==== DATA EXTRACT

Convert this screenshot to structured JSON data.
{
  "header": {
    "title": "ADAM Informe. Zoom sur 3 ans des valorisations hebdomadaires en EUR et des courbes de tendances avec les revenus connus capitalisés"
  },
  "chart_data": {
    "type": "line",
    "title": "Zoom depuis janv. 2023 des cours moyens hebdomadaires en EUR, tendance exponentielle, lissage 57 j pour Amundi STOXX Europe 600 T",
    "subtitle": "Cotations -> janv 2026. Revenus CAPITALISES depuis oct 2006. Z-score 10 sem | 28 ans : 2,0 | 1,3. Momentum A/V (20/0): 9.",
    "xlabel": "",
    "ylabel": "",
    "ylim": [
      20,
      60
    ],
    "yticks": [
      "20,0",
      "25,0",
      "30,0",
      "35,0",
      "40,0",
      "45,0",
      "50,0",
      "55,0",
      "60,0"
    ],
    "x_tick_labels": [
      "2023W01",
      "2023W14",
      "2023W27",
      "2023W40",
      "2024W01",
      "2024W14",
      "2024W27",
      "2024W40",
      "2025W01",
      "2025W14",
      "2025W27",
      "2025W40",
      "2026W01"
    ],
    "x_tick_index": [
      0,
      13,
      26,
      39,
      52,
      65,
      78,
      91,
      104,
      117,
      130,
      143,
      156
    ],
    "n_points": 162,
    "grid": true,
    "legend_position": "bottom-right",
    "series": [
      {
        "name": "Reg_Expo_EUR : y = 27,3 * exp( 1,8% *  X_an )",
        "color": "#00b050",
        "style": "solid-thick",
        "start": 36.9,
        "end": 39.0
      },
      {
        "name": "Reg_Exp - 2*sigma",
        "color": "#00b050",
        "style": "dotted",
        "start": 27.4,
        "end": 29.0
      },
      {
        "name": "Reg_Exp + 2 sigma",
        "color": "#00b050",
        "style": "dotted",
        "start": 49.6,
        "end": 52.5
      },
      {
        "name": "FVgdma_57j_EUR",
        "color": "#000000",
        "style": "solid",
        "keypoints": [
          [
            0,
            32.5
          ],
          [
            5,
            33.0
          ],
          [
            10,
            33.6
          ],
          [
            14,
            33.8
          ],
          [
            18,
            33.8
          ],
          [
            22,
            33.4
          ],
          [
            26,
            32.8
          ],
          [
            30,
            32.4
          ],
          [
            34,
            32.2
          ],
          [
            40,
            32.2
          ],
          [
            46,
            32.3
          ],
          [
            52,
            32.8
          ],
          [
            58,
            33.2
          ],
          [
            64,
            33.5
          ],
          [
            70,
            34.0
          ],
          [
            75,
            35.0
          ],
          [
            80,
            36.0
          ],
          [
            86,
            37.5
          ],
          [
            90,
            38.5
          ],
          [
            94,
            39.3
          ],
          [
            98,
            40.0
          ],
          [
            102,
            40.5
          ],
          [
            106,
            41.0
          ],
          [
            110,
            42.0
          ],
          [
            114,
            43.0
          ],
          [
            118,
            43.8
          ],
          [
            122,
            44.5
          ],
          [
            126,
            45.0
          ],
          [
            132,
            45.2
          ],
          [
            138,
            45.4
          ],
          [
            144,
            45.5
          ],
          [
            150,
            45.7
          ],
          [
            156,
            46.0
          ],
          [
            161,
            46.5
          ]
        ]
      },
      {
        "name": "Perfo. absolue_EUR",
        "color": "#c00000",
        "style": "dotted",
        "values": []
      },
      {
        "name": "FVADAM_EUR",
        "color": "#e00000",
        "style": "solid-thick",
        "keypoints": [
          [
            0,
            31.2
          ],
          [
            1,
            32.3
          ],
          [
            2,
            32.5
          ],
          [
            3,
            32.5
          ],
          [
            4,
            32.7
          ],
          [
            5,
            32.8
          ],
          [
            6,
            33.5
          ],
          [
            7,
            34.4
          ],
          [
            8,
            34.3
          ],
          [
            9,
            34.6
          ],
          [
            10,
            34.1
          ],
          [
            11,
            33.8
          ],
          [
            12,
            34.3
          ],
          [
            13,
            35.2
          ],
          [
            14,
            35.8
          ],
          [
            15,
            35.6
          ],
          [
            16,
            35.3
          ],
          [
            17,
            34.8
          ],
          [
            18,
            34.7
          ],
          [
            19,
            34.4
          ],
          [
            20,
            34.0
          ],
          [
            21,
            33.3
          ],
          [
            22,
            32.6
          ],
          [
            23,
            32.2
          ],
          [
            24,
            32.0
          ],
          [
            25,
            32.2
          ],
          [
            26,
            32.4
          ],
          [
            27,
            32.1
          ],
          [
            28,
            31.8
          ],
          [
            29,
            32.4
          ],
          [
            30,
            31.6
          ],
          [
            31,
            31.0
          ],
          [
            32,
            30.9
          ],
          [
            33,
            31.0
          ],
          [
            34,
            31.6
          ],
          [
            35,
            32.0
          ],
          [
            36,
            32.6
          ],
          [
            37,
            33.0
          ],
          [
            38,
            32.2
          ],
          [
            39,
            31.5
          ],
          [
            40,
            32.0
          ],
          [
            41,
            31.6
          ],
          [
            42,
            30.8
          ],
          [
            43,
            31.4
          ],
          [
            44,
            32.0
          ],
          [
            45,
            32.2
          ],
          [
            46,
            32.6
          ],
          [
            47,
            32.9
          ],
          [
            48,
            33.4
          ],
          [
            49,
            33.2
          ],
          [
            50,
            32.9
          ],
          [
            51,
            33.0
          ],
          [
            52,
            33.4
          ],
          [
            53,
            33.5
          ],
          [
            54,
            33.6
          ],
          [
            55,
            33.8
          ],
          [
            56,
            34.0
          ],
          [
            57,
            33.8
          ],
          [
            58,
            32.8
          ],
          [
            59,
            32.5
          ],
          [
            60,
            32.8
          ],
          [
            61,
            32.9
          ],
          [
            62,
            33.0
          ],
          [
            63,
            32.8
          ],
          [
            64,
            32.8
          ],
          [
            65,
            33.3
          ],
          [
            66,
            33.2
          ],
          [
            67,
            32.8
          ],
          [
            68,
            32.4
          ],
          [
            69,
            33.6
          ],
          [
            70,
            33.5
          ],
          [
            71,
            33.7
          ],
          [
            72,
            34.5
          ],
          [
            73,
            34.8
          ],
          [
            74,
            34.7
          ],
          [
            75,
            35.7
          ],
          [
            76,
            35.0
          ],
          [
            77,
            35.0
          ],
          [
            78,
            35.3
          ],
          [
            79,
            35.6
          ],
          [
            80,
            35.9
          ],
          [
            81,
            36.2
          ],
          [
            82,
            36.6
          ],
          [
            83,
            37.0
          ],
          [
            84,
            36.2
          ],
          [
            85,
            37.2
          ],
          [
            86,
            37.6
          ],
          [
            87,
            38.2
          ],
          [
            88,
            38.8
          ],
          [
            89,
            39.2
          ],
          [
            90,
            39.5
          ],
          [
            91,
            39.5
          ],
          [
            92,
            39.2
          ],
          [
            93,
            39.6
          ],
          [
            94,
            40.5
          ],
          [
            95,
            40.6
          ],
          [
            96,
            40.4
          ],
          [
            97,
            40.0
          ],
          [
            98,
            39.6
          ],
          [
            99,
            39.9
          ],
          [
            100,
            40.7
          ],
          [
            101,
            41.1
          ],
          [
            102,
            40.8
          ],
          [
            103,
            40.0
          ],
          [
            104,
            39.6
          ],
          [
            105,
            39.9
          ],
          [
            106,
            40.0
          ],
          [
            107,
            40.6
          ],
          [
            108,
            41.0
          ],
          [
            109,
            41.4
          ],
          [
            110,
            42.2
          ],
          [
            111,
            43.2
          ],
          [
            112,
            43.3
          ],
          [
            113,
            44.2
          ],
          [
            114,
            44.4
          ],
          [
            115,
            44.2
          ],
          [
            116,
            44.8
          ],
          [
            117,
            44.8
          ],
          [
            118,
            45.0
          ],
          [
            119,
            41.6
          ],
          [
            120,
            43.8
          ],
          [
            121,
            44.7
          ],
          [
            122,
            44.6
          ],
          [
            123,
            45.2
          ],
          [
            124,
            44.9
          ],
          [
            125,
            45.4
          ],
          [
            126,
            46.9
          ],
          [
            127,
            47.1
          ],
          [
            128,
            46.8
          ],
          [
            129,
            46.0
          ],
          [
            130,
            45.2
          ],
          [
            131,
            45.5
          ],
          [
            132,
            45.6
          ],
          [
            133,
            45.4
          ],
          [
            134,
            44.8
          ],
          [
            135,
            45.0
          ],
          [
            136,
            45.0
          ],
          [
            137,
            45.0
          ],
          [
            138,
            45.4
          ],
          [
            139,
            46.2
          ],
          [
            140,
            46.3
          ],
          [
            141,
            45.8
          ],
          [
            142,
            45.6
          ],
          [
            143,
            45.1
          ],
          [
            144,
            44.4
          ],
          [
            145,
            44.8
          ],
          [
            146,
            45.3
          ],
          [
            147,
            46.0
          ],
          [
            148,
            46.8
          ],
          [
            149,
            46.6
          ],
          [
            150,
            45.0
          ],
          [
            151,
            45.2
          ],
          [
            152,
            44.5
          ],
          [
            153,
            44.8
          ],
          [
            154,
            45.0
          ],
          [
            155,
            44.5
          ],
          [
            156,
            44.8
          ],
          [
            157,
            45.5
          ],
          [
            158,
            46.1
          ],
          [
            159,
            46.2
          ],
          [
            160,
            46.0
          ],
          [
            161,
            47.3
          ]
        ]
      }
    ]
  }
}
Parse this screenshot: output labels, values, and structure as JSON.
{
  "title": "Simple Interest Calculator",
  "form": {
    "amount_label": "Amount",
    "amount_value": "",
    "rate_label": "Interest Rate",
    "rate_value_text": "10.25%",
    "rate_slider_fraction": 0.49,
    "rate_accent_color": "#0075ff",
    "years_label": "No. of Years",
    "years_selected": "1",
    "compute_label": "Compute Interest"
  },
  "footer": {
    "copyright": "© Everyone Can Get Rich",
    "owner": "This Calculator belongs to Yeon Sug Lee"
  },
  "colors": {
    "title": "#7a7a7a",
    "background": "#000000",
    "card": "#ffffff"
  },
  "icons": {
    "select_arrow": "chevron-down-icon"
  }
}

========

### GOAL
Check each line of these records for the string "Zoom" and state only how many lines have it.

### WRITTEN ANSWER
2